Leave out any pictures and transcribe all other data below exactly.

[begin Supplied information]

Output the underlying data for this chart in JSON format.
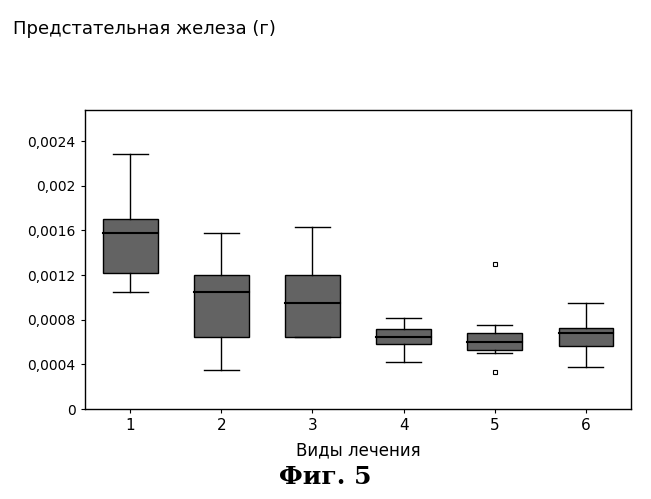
{
  "title": "Предстательная железа (г)",
  "xlabel": "Виды лечения",
  "fig_label": "Фиг. 5",
  "ylim": [
    0,
    0.00268
  ],
  "yticks": [
    0,
    0.0004,
    0.0008,
    0.0012,
    0.0016,
    0.002,
    0.0024
  ],
  "ytick_labels": [
    "0",
    "0,0004",
    "0,0008",
    "0,0012",
    "0,0016",
    "0,002",
    "0,0024"
  ],
  "xticks": [
    1,
    2,
    3,
    4,
    5,
    6
  ],
  "boxes": [
    {
      "group": 1,
      "whisker_low": 0.00105,
      "q1": 0.00122,
      "median": 0.00158,
      "q3": 0.0017,
      "whisker_high": 0.00228,
      "outliers": []
    },
    {
      "group": 2,
      "whisker_low": 0.00035,
      "q1": 0.00065,
      "median": 0.00105,
      "q3": 0.0012,
      "whisker_high": 0.00158,
      "outliers": []
    },
    {
      "group": 3,
      "whisker_low": 0.00065,
      "q1": 0.00065,
      "median": 0.00095,
      "q3": 0.0012,
      "whisker_high": 0.00163,
      "outliers": []
    },
    {
      "group": 4,
      "whisker_low": 0.00042,
      "q1": 0.00058,
      "median": 0.00065,
      "q3": 0.00072,
      "whisker_high": 0.00082,
      "outliers": []
    },
    {
      "group": 5,
      "whisker_low": 0.0005,
      "q1": 0.00053,
      "median": 0.0006,
      "q3": 0.00068,
      "whisker_high": 0.00075,
      "outliers": [
        0.00033,
        0.0013
      ]
    },
    {
      "group": 6,
      "whisker_low": 0.00038,
      "q1": 0.00057,
      "median": 0.00068,
      "q3": 0.00073,
      "whisker_high": 0.00095,
      "outliers": []
    }
  ],
  "box_color": "#636363",
  "box_width": 0.6,
  "bg_color": "#ffffff",
  "figsize": [
    6.51,
    4.99
  ],
  "dpi": 100,
  "title_fontsize": 13,
  "xlabel_fontsize": 12,
  "ylabel_fontsize": 10,
  "figlabel_fontsize": 18
}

[end Supplied information]

→ In response:
Output the underlying data for this chart in JSON format.
{
  "title": "Предстательная железа (г)",
  "xlabel": "Виды лечения",
  "fig_label": "Фиг. 5",
  "ylim": [
    0,
    0.00268
  ],
  "yticks": [
    0,
    0.0004,
    0.0008,
    0.0012,
    0.0016,
    0.002,
    0.0024
  ],
  "ytick_labels": [
    "0",
    "0,0004",
    "0,0008",
    "0,0012",
    "0,0016",
    "0,002",
    "0,0024"
  ],
  "xticks": [
    1,
    2,
    3,
    4,
    5,
    6
  ],
  "boxes": [
    {
      "group": 1,
      "whisker_low": 0.00105,
      "q1": 0.00122,
      "median": 0.00158,
      "q3": 0.0017,
      "whisker_high": 0.00228,
      "outliers": []
    },
    {
      "group": 2,
      "whisker_low": 0.00035,
      "q1": 0.00065,
      "median": 0.00105,
      "q3": 0.0012,
      "whisker_high": 0.00158,
      "outliers": []
    },
    {
      "group": 3,
      "whisker_low": 0.00065,
      "q1": 0.00065,
      "median": 0.00095,
      "q3": 0.0012,
      "whisker_high": 0.00163,
      "outliers": []
    },
    {
      "group": 4,
      "whisker_low": 0.00042,
      "q1": 0.00058,
      "median": 0.00065,
      "q3": 0.00072,
      "whisker_high": 0.00082,
      "outliers": []
    },
    {
      "group": 5,
      "whisker_low": 0.0005,
      "q1": 0.00053,
      "median": 0.0006,
      "q3": 0.00068,
      "whisker_high": 0.00075,
      "outliers": [
        0.00033,
        0.0013
      ]
    },
    {
      "group": 6,
      "whisker_low": 0.00038,
      "q1": 0.00057,
      "median": 0.00068,
      "q3": 0.00073,
      "whisker_high": 0.00095,
      "outliers": []
    }
  ],
  "box_color": "#636363",
  "box_width": 0.6,
  "bg_color": "#ffffff",
  "figsize": [
    6.51,
    4.99
  ],
  "dpi": 100,
  "title_fontsize": 13,
  "xlabel_fontsize": 12,
  "ylabel_fontsize": 10,
  "figlabel_fontsize": 18
}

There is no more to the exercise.